In the material below, find how many lines contain the string "users". Write only that number.
********************
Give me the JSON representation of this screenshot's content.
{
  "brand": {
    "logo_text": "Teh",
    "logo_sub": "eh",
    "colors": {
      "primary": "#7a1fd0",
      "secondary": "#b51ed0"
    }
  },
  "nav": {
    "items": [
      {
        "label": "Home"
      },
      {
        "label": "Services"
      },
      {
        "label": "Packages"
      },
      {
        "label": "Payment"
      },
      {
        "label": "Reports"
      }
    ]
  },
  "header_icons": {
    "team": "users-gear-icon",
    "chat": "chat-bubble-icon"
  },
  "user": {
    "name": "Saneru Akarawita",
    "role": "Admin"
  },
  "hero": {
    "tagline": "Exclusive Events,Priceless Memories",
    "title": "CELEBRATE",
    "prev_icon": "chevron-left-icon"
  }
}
********************
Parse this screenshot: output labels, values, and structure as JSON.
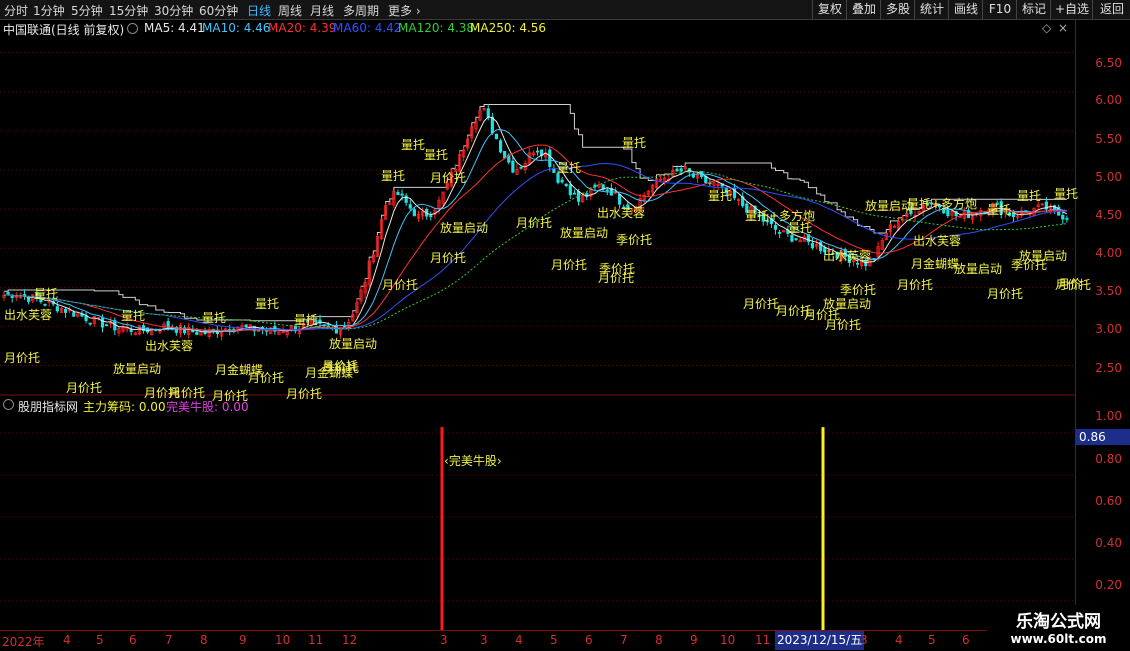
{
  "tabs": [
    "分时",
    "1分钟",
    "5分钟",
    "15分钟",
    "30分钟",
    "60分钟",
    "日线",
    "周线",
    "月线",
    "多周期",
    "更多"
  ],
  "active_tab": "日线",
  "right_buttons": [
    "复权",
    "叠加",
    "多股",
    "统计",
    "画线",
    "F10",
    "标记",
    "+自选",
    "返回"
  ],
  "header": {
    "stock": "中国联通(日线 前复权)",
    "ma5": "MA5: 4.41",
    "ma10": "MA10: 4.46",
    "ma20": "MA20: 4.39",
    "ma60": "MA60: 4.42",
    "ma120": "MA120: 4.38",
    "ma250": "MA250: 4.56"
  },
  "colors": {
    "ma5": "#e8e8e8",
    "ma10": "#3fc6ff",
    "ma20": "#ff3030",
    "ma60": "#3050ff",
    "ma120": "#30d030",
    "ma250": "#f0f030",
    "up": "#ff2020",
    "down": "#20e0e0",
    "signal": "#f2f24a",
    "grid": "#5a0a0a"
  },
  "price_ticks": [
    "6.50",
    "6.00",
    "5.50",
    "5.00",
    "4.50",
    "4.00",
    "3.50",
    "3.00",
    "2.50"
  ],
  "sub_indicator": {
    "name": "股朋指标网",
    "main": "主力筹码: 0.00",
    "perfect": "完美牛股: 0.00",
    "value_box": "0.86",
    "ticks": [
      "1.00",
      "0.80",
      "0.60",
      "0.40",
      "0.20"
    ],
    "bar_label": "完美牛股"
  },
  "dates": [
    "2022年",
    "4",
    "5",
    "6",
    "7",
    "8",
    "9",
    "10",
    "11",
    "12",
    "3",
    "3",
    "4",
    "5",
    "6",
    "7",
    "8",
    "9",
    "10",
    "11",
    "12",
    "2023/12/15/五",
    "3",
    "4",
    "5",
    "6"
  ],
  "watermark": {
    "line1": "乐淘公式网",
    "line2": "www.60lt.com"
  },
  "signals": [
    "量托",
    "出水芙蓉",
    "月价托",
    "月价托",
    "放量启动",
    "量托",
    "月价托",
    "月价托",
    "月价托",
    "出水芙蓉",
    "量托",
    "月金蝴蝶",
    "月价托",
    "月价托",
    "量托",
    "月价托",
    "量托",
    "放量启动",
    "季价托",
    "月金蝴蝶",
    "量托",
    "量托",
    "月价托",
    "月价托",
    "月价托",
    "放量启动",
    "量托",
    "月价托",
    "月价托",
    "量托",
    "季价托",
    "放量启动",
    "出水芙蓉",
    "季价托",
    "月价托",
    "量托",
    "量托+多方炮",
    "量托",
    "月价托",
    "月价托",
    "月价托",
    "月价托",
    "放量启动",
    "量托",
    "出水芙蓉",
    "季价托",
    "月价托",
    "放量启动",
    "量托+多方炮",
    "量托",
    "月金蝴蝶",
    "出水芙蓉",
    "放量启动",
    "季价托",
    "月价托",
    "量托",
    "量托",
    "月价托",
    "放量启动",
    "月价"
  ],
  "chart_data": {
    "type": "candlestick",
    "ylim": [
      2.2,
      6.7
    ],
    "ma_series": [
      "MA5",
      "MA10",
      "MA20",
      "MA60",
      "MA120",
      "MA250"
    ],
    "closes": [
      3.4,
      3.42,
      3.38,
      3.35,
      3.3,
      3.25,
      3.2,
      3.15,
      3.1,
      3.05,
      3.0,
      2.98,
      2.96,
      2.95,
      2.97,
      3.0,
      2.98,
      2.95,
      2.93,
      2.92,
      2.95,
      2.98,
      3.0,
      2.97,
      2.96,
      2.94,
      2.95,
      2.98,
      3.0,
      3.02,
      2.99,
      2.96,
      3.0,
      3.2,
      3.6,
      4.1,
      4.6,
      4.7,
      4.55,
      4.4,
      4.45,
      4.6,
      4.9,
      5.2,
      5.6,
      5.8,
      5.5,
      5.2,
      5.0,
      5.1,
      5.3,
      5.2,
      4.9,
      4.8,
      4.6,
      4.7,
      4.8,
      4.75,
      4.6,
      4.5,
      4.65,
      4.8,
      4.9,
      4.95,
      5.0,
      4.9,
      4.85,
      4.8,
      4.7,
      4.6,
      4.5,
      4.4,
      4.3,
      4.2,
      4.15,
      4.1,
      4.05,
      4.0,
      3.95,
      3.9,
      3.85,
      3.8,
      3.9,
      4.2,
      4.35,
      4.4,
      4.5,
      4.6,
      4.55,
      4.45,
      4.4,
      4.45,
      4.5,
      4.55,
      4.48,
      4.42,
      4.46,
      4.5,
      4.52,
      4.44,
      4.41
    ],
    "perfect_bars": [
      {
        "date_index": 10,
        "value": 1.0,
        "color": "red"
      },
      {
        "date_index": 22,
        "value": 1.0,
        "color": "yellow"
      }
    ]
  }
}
********************
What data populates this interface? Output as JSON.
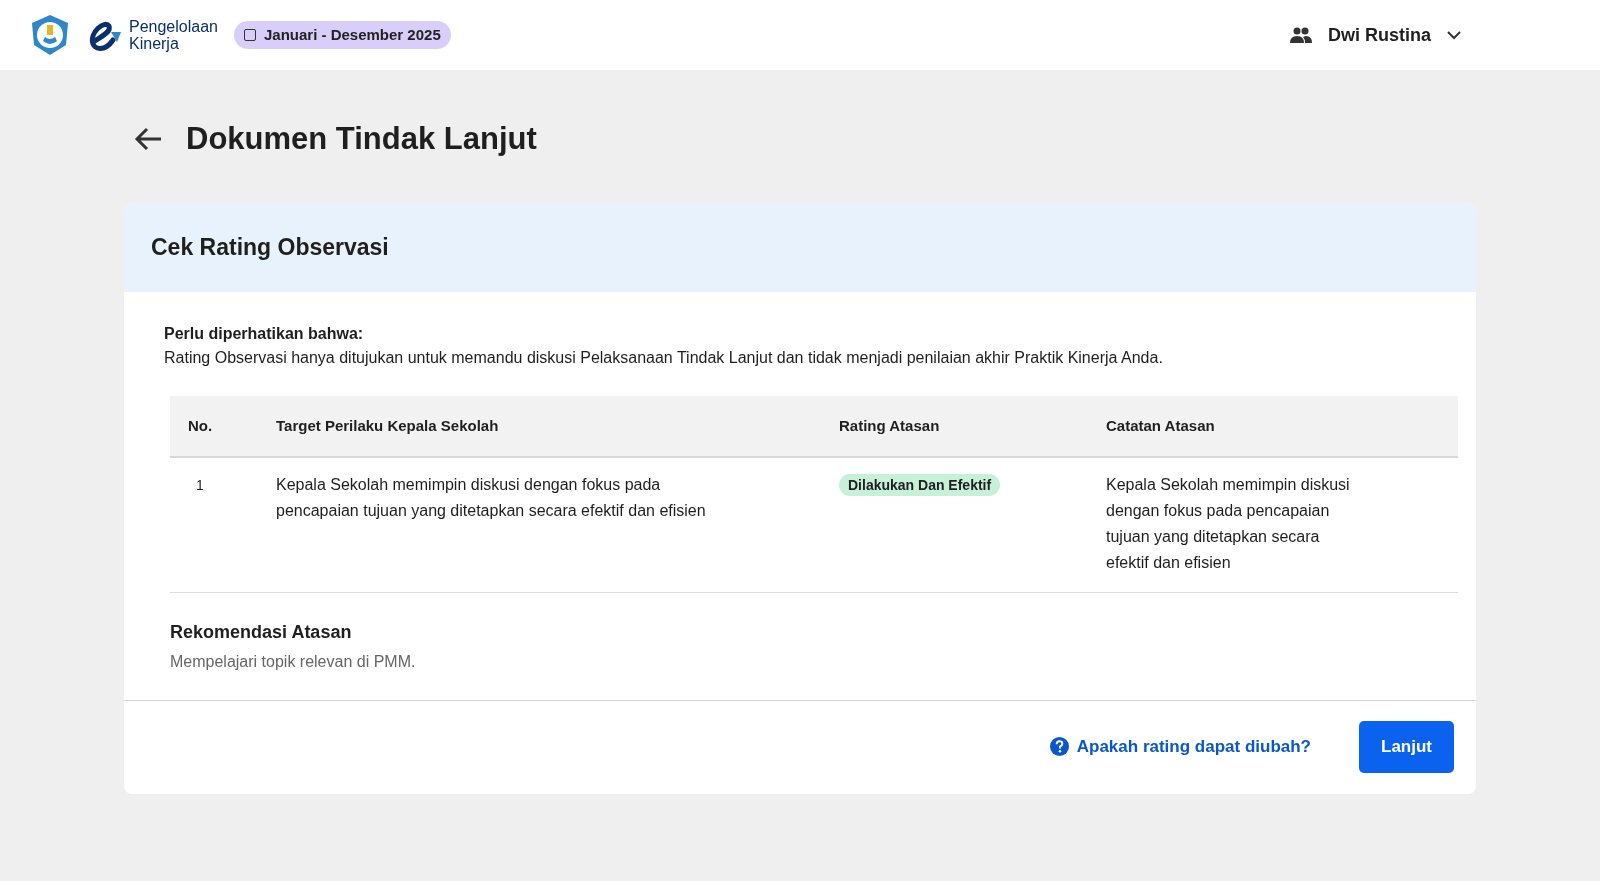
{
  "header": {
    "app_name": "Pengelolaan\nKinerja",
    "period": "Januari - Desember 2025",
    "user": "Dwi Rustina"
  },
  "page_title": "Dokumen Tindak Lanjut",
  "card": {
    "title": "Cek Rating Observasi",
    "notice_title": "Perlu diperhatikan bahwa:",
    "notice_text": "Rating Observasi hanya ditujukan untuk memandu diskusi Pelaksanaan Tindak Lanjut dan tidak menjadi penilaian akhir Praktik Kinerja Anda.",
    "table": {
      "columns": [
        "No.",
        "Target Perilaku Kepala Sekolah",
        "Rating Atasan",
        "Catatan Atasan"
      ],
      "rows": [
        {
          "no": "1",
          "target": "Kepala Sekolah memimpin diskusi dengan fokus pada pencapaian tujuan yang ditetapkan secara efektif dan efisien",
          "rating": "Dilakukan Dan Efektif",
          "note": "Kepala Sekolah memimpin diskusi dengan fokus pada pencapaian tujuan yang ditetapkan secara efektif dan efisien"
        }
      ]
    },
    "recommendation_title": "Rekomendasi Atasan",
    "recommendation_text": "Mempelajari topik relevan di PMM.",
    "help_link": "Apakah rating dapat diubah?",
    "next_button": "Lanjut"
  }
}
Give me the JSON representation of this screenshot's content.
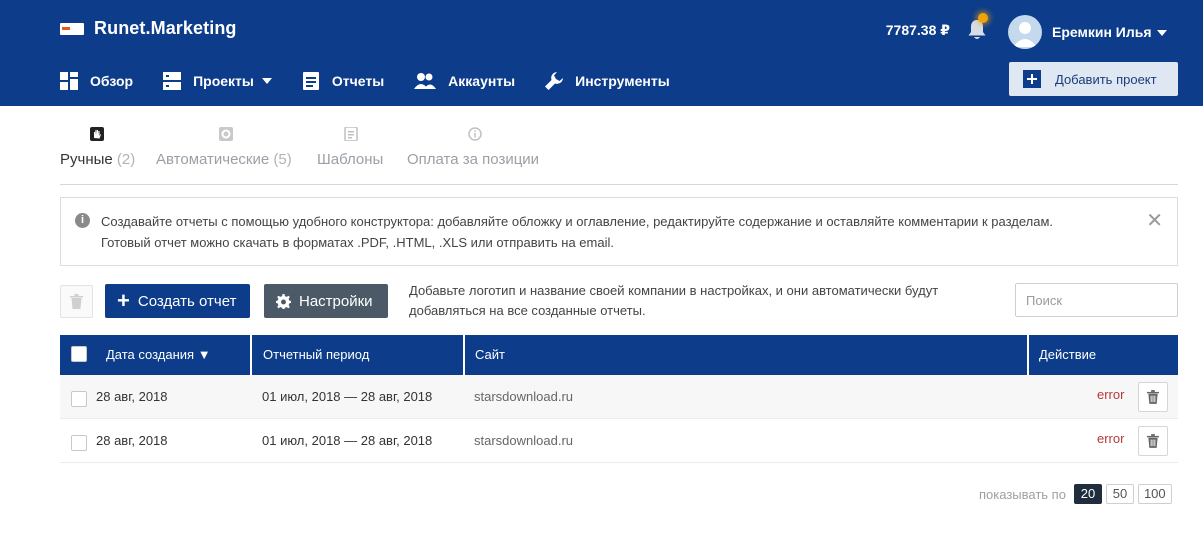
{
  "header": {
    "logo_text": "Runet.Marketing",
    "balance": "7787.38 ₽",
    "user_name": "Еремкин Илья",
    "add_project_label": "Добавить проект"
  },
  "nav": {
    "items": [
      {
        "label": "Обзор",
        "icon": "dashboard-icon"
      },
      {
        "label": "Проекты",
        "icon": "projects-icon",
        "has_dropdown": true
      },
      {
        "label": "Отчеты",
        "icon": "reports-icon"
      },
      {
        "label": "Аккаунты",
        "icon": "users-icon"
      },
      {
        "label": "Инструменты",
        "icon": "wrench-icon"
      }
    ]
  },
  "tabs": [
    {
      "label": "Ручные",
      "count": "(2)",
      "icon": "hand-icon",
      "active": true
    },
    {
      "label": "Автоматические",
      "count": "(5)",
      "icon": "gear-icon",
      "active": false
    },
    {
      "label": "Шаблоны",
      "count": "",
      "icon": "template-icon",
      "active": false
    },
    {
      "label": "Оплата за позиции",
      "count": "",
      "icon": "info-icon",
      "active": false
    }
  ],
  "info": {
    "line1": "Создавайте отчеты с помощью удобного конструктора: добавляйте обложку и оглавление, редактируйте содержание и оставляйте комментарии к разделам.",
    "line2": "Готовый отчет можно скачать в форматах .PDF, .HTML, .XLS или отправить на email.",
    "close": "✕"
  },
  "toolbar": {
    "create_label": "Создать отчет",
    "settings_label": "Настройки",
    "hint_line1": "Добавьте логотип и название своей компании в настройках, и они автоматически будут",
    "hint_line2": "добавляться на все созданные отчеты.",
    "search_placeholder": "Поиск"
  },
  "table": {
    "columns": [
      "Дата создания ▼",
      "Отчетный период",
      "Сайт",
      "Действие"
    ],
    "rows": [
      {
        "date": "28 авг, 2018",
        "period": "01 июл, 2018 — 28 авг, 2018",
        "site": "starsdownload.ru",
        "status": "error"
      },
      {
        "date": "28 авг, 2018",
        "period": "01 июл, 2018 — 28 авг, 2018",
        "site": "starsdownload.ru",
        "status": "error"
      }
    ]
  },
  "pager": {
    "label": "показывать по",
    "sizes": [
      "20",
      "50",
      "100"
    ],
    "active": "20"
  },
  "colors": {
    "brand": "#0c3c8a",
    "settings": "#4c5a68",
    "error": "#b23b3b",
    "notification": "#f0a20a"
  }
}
********************
## WRITTEN RESPONSE
2